▶ _Objective_
Turn every line of each item below into a JSON list of strings, one string per line. Skip blank lines and leave the pictures out.

Collection entries:
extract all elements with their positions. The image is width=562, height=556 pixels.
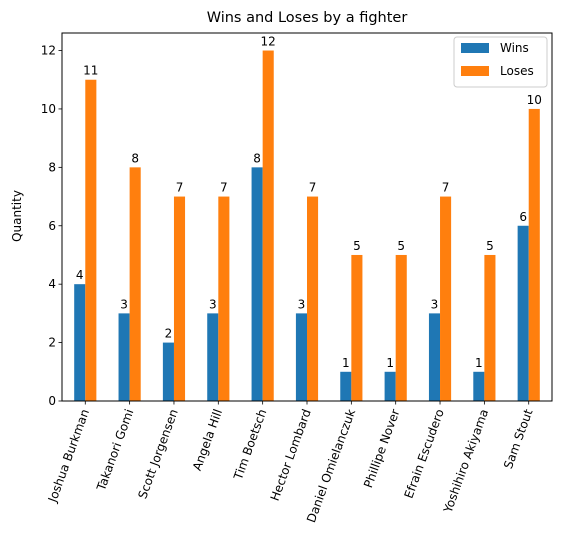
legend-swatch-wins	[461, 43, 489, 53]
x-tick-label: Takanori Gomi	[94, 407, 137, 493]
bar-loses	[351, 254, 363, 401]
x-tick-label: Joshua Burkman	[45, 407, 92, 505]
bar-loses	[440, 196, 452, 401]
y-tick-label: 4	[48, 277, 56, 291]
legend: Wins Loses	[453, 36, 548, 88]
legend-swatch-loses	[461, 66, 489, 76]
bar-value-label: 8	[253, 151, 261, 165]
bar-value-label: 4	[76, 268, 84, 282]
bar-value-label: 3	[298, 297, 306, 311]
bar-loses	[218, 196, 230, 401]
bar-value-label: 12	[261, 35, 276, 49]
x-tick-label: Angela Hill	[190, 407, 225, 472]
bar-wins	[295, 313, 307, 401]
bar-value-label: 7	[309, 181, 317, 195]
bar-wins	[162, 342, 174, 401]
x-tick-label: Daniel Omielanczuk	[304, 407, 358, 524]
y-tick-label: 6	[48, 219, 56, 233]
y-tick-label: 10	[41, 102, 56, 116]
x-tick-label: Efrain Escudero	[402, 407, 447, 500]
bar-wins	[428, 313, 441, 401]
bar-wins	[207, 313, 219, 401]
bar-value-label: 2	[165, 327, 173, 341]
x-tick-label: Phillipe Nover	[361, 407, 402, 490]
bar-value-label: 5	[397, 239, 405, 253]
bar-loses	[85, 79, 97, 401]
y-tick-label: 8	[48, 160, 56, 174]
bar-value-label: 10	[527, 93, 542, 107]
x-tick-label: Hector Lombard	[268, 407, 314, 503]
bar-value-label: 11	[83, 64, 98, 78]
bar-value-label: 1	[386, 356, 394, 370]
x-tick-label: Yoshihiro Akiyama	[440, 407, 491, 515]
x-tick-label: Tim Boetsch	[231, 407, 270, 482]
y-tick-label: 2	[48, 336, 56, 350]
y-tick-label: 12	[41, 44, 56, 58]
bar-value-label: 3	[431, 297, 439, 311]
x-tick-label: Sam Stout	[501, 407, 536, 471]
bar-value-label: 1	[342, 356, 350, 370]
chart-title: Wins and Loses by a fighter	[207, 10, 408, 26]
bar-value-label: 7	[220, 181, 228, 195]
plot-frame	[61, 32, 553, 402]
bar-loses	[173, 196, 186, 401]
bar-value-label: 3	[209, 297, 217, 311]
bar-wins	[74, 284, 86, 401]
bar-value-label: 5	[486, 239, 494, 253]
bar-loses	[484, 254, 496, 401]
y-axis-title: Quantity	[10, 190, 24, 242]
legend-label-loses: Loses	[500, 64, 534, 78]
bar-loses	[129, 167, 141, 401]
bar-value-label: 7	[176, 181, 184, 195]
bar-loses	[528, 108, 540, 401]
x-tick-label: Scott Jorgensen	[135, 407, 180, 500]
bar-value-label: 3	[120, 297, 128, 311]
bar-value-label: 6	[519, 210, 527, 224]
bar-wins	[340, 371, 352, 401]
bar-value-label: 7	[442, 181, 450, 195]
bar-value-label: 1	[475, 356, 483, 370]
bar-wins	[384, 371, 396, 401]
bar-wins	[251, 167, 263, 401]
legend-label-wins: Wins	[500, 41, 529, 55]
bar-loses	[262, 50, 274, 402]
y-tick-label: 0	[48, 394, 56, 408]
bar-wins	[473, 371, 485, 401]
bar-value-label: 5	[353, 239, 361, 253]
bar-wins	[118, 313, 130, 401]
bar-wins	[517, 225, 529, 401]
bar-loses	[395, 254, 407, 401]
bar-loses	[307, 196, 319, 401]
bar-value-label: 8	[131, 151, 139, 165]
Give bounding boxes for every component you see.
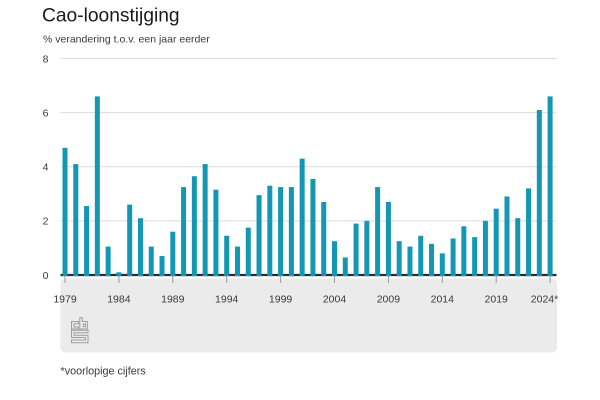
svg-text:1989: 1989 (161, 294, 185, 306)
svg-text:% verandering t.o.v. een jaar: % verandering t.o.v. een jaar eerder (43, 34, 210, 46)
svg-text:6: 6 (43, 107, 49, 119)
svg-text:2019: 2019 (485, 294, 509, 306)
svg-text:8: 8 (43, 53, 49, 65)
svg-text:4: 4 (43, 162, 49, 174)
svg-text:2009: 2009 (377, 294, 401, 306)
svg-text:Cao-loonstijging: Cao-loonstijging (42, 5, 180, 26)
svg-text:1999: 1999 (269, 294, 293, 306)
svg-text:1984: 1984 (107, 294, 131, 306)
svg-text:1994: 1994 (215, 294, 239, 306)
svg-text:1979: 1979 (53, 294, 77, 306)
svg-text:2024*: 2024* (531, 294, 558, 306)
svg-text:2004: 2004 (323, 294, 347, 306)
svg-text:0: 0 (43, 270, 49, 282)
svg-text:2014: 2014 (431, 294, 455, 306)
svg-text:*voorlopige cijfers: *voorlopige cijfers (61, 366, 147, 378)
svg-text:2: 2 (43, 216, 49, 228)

▶ _Reply to the exercise_
[
  "extract all elements with their positions. The image is width=562, height=556 pixels.",
  "legend-swatch-wins\t[461, 43, 489, 53]",
  "x-tick-label: Takanori Gomi\t[94, 407, 137, 493]",
  "bar-loses\t[351, 254, 363, 401]",
  "x-tick-label: Joshua Burkman\t[45, 407, 92, 505]",
  "bar-loses\t[440, 196, 452, 401]",
  "y-tick-label: 4\t[48, 277, 56, 291]",
  "legend: Wins Loses\t[453, 36, 548, 88]",
  "legend-swatch-loses\t[461, 66, 489, 76]",
  "bar-value-label: 8\t[253, 151, 261, 165]",
  "bar-value-label: 4\t[76, 268, 84, 282]",
  "bar-value-label: 3\t[298, 297, 306, 311]",
  "bar-loses\t[218, 196, 230, 401]",
  "bar-value-label: 12\t[261, 35, 276, 49]",
  "x-tick-label: Angela Hill\t[190, 407, 225, 472]",
  "bar-wins\t[295, 313, 307, 401]",
  "bar-value-label: 7\t[309, 181, 317, 195]",
  "bar-wins\t[162, 342, 174, 401]",
  "x-tick-label: Daniel Omielanczuk\t[304, 407, 358, 524]",
  "y-tick-label: 6\t[48, 219, 56, 233]",
  "y-tick-label: 10\t[41, 102, 56, 116]",
  "x-tick-label: Efrain Escudero\t[402, 407, 447, 500]",
  "bar-wins\t[428, 313, 441, 401]",
  "bar-wins\t[207, 313, 219, 401]",
  "bar-value-label: 2\t[165, 327, 173, 341]",
  "x-tick-label: Phillipe Nover\t[361, 407, 402, 490]",
  "bar-value-label: 5\t[397, 239, 405, 253]",
  "bar-loses\t[85, 79, 97, 401]",
  "y-tick-label: 8\t[48, 160, 56, 174]",
  "bar-value-label: 10\t[527, 93, 542, 107]",
  "x-tick-label: Hector Lombard\t[268, 407, 314, 503]",
  "bar-value-label: 11\t[83, 64, 98, 78]",
  "bar-value-label: 1\t[386, 356, 394, 370]",
  "x-tick-label: Yoshihiro Akiyama\t[440, 407, 491, 515]",
  "x-tick-label: Tim Boetsch\t[231, 407, 270, 482]",
  "y-tick-label: 2\t[48, 336, 56, 350]",
  "y-tick-label: 12\t[41, 44, 56, 58]",
  "bar-value-label: 3\t[431, 297, 439, 311]",
  "x-tick-label: Sam Stout\t[501, 407, 536, 471]",
  "bar-value-label: 1\t[342, 356, 350, 370]",
  "chart-title: Wins and Loses by a fighter\t[207, 10, 408, 26]",
  "bar-value-label: 7\t[220, 181, 228, 195]",
  "plot-frame\t[61, 32, 553, 402]",
  "bar-loses\t[173, 196, 186, 401]",
  "bar-value-label: 3\t[209, 297, 217, 311]",
  "bar-wins\t[74, 284, 86, 401]",
  "bar-value-label: 5\t[486, 239, 494, 253]",
  "bar-loses\t[484, 254, 496, 401]",
  "y-axis-title: Quantity\t[10, 190, 24, 242]",
  "legend-label-loses: Loses\t[500, 64, 534, 78]",
  "bar-loses\t[129, 167, 141, 401]",
  "bar-value-label: 7\t[176, 181, 184, 195]",
  "bar-loses\t[528, 108, 540, 401]",
  "x-tick-label: Scott Jorgensen\t[135, 407, 180, 500]",
  "bar-value-label: 3\t[120, 297, 128, 311]",
  "bar-value-label: 6\t[519, 210, 527, 224]",
  "bar-wins\t[340, 371, 352, 401]",
  "bar-value-label: 7\t[442, 181, 450, 195]",
  "bar-value-label: 1\t[475, 356, 483, 370]",
  "bar-wins\t[384, 371, 396, 401]",
  "bar-wins\t[251, 167, 263, 401]",
  "legend-label-wins: Wins\t[500, 41, 529, 55]",
  "bar-loses\t[262, 50, 274, 402]",
  "y-tick-label: 0\t[48, 394, 56, 408]",
  "bar-wins\t[473, 371, 485, 401]",
  "bar-value-label: 5\t[353, 239, 361, 253]",
  "bar-wins\t[118, 313, 130, 401]",
  "bar-wins\t[517, 225, 529, 401]",
  "bar-loses\t[395, 254, 407, 401]",
  "bar-loses\t[307, 196, 319, 401]",
  "bar-value-label: 8\t[131, 151, 139, 165]",
  "Give bounding boxes for every component you see.",
  "svg-text:1989: 1989 (161, 294, 185, 306)",
  "svg-text:% verandering t.o.v. een jaar: % verandering t.o.v. een jaar eerder (43, 34, 210, 46)",
  "svg-text:6: 6 (43, 107, 49, 119)",
  "svg-text:2019: 2019 (485, 294, 509, 306)",
  "svg-text:8: 8 (43, 53, 49, 65)",
  "svg-text:4: 4 (43, 162, 49, 174)",
  "svg-text:2009: 2009 (377, 294, 401, 306)",
  "svg-text:Cao-loonstijging: Cao-loonstijging (42, 5, 180, 26)",
  "svg-text:1999: 1999 (269, 294, 293, 306)",
  "svg-text:1984: 1984 (107, 294, 131, 306)",
  "svg-text:1994: 1994 (215, 294, 239, 306)",
  "svg-text:1979: 1979 (53, 294, 77, 306)",
  "svg-text:2024*: 2024* (531, 294, 558, 306)",
  "svg-text:2004: 2004 (323, 294, 347, 306)",
  "svg-text:0: 0 (43, 270, 49, 282)",
  "svg-text:2014: 2014 (431, 294, 455, 306)",
  "svg-text:*voorlopige cijfers: *voorlopige cijfers (61, 366, 147, 378)",
  "svg-text:2: 2 (43, 216, 49, 228)"
]